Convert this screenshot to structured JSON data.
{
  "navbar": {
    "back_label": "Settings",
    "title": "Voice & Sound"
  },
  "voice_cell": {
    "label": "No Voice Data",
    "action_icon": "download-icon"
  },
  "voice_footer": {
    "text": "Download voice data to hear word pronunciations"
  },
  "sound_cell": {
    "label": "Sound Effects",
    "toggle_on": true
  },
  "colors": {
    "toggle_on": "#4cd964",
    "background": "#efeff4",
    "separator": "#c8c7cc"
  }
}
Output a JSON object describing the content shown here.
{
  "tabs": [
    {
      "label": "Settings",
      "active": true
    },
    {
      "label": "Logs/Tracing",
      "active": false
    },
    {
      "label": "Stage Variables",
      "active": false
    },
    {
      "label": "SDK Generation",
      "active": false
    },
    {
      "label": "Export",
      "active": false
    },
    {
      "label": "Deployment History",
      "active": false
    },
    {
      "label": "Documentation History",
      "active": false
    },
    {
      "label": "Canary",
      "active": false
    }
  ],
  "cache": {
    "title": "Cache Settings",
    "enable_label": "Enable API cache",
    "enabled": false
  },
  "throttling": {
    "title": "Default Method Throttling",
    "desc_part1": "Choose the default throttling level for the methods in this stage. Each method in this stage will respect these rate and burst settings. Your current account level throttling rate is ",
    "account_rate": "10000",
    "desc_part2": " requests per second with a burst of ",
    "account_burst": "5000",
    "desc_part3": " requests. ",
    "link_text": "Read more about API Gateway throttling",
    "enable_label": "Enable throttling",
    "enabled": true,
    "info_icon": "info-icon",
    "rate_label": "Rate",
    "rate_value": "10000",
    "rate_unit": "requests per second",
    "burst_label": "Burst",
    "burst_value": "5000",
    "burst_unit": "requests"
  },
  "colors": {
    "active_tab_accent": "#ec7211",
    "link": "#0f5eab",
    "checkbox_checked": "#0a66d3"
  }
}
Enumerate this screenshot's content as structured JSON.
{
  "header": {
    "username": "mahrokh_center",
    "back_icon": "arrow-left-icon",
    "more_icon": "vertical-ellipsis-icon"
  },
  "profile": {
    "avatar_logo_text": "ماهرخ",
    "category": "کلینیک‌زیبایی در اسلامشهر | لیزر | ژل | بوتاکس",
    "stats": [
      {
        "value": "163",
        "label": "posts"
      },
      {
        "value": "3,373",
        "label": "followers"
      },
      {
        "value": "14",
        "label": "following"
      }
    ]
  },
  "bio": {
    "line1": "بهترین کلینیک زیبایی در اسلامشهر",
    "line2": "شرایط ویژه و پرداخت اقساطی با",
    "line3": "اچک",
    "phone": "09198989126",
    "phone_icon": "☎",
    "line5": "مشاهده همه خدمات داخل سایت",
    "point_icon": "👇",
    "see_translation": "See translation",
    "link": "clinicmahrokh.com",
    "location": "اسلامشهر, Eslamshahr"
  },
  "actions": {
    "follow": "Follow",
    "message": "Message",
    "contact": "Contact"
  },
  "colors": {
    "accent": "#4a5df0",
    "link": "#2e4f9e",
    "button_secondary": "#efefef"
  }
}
....................
GOAL OF THE EXERCISE:
Extract the data exactly as given.

RESULT:
Convert this screenshot to structured JSON data.
{
  "navbar": {
    "back_label": "Settings",
    "title": "Voice & Sound"
  },
  "voice_cell": {
    "label": "No Voice Data",
    "action_icon": "download-icon"
  },
  "voice_footer": {
    "text": "Download voice data to hear word pronunciations"
  },
  "sound_cell": {
    "label": "Sound Effects",
    "toggle_on": true
  },
  "colors": {
    "toggle_on": "#4cd964",
    "background": "#efeff4",
    "separator": "#c8c7cc"
  }
}
Output a JSON object describing the content shown here.
{
  "tabs": [
    {
      "label": "Settings",
      "active": true
    },
    {
      "label": "Logs/Tracing",
      "active": false
    },
    {
      "label": "Stage Variables",
      "active": false
    },
    {
      "label": "SDK Generation",
      "active": false
    },
    {
      "label": "Export",
      "active": false
    },
    {
      "label": "Deployment History",
      "active": false
    },
    {
      "label": "Documentation History",
      "active": false
    },
    {
      "label": "Canary",
      "active": false
    }
  ],
  "cache": {
    "title": "Cache Settings",
    "enable_label": "Enable API cache",
    "enabled": false
  },
  "throttling": {
    "title": "Default Method Throttling",
    "desc_part1": "Choose the default throttling level for the methods in this stage. Each method in this stage will respect these rate and burst settings. Your current account level throttling rate is ",
    "account_rate": "10000",
    "desc_part2": " requests per second with a burst of ",
    "account_burst": "5000",
    "desc_part3": " requests. ",
    "link_text": "Read more about API Gateway throttling",
    "enable_label": "Enable throttling",
    "enabled": true,
    "info_icon": "info-icon",
    "rate_label": "Rate",
    "rate_value": "10000",
    "rate_unit": "requests per second",
    "burst_label": "Burst",
    "burst_value": "5000",
    "burst_unit": "requests"
  },
  "colors": {
    "active_tab_accent": "#ec7211",
    "link": "#0f5eab",
    "checkbox_checked": "#0a66d3"
  }
}
Enumerate this screenshot's content as structured JSON.
{
  "header": {
    "username": "mahrokh_center",
    "back_icon": "arrow-left-icon",
    "more_icon": "vertical-ellipsis-icon"
  },
  "profile": {
    "avatar_logo_text": "ماهرخ",
    "category": "کلینیک‌زیبایی در اسلامشهر | لیزر | ژل | بوتاکس",
    "stats": [
      {
        "value": "163",
        "label": "posts"
      },
      {
        "value": "3,373",
        "label": "followers"
      },
      {
        "value": "14",
        "label": "following"
      }
    ]
  },
  "bio": {
    "line1": "بهترین کلینیک زیبایی در اسلامشهر",
    "line2": "شرایط ویژه و پرداخت اقساطی با",
    "line3": "اچک",
    "phone": "09198989126",
    "phone_icon": "☎",
    "line5": "مشاهده همه خدمات داخل سایت",
    "point_icon": "👇",
    "see_translation": "See translation",
    "link": "clinicmahrokh.com",
    "location": "اسلامشهر, Eslamshahr"
  },
  "actions": {
    "follow": "Follow",
    "message": "Message",
    "contact": "Contact"
  },
  "colors": {
    "accent": "#4a5df0",
    "link": "#2e4f9e",
    "button_secondary": "#efefef"
  }
}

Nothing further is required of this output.